• Aim:
Every entry must be repeated exactly. Exclude all pictures.

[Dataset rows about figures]
--
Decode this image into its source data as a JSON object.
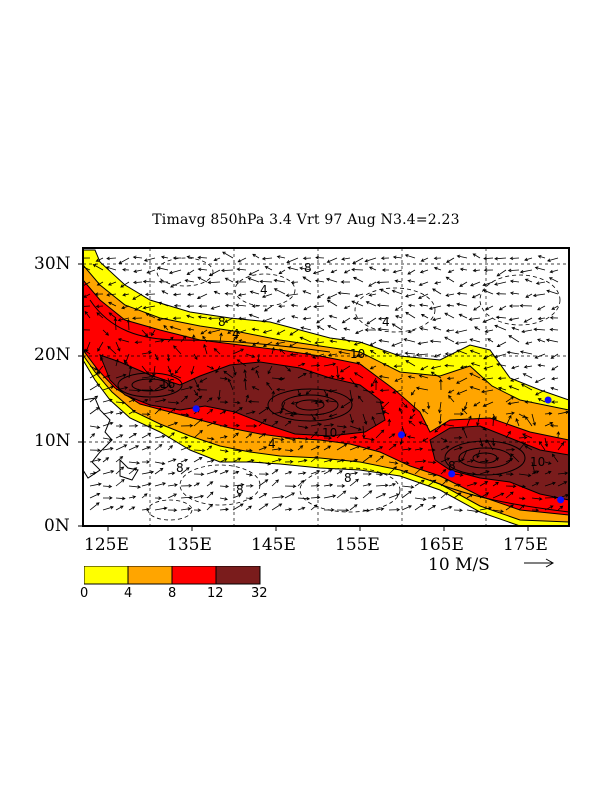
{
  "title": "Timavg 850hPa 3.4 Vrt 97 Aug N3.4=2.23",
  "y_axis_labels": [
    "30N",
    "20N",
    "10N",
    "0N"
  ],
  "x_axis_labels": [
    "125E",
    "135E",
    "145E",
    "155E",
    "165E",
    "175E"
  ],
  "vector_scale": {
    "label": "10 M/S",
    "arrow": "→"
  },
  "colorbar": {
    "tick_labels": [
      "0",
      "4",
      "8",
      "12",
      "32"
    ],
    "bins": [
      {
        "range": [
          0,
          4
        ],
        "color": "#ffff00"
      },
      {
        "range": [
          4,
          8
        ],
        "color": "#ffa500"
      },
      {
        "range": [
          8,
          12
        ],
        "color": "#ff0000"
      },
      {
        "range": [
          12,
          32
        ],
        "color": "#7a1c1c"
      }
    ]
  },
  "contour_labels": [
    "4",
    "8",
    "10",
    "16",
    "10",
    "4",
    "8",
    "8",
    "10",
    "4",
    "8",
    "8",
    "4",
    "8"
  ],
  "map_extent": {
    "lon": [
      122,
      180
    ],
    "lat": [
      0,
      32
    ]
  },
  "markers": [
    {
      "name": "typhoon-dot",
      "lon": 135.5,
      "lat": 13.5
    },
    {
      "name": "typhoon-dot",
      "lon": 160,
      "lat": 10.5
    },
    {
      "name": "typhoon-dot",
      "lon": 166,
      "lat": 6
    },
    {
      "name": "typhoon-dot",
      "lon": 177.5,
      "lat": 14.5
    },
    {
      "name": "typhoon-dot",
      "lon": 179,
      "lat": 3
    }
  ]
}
--
• Result for this task:
Decode this image into its source data as a JSON object.
{
  "title": "Timavg 850hPa 3.4 Vrt 97 Aug N3.4=2.23",
  "y_axis_labels": [
    "30N",
    "20N",
    "10N",
    "0N"
  ],
  "x_axis_labels": [
    "125E",
    "135E",
    "145E",
    "155E",
    "165E",
    "175E"
  ],
  "vector_scale": {
    "label": "10 M/S",
    "arrow": "→"
  },
  "colorbar": {
    "tick_labels": [
      "0",
      "4",
      "8",
      "12",
      "32"
    ],
    "bins": [
      {
        "range": [
          0,
          4
        ],
        "color": "#ffff00"
      },
      {
        "range": [
          4,
          8
        ],
        "color": "#ffa500"
      },
      {
        "range": [
          8,
          12
        ],
        "color": "#ff0000"
      },
      {
        "range": [
          12,
          32
        ],
        "color": "#7a1c1c"
      }
    ]
  },
  "contour_labels": [
    "4",
    "8",
    "10",
    "16",
    "10",
    "4",
    "8",
    "8",
    "10",
    "4",
    "8",
    "8",
    "4",
    "8"
  ],
  "map_extent": {
    "lon": [
      122,
      180
    ],
    "lat": [
      0,
      32
    ]
  },
  "markers": [
    {
      "name": "typhoon-dot",
      "lon": 135.5,
      "lat": 13.5
    },
    {
      "name": "typhoon-dot",
      "lon": 160,
      "lat": 10.5
    },
    {
      "name": "typhoon-dot",
      "lon": 166,
      "lat": 6
    },
    {
      "name": "typhoon-dot",
      "lon": 177.5,
      "lat": 14.5
    },
    {
      "name": "typhoon-dot",
      "lon": 179,
      "lat": 3
    }
  ]
}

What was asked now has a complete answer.